- _Task objective_
Show each line of the data below that has the string "through" in it.

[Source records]
++++++++

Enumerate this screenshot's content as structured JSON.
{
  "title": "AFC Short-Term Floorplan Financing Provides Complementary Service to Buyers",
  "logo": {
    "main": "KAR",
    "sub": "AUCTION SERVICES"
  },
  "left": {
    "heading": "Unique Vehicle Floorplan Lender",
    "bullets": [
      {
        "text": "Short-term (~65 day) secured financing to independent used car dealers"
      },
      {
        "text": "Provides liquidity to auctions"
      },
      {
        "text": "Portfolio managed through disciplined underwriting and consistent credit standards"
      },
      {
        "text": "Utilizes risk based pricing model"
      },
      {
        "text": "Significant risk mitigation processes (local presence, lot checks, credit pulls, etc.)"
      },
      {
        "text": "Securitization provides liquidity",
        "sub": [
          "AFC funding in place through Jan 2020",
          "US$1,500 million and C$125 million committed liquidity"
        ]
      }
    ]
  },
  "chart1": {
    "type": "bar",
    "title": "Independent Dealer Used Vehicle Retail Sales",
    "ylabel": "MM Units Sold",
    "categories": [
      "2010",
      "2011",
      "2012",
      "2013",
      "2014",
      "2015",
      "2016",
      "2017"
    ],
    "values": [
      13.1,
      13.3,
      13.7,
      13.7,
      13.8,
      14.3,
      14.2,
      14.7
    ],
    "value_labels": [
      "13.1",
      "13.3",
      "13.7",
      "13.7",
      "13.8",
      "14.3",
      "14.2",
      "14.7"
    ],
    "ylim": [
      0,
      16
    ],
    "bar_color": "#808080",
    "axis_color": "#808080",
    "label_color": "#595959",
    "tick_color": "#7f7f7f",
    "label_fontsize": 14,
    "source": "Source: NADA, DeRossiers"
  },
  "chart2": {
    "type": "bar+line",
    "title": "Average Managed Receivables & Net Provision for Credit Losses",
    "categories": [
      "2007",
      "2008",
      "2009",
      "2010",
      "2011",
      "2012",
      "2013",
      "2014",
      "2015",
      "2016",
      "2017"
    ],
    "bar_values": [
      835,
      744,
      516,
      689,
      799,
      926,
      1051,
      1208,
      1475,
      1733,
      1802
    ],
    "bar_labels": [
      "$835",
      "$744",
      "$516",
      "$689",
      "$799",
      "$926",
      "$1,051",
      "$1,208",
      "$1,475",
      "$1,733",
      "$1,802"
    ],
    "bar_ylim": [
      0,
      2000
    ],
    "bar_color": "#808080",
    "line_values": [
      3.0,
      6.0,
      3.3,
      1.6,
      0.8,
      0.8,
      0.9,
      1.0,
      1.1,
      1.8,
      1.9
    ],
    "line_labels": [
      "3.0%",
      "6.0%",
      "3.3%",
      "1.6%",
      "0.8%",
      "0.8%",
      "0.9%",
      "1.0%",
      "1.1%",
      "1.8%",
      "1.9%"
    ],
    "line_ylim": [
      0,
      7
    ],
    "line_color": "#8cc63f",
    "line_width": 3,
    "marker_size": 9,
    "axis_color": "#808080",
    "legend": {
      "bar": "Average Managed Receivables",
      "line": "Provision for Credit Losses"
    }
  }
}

++++++++

- _Solved problem_
        "text": "Portfolio managed through disciplined underwriting and consistent credit standards"
          "AFC funding in place through Jan 2020",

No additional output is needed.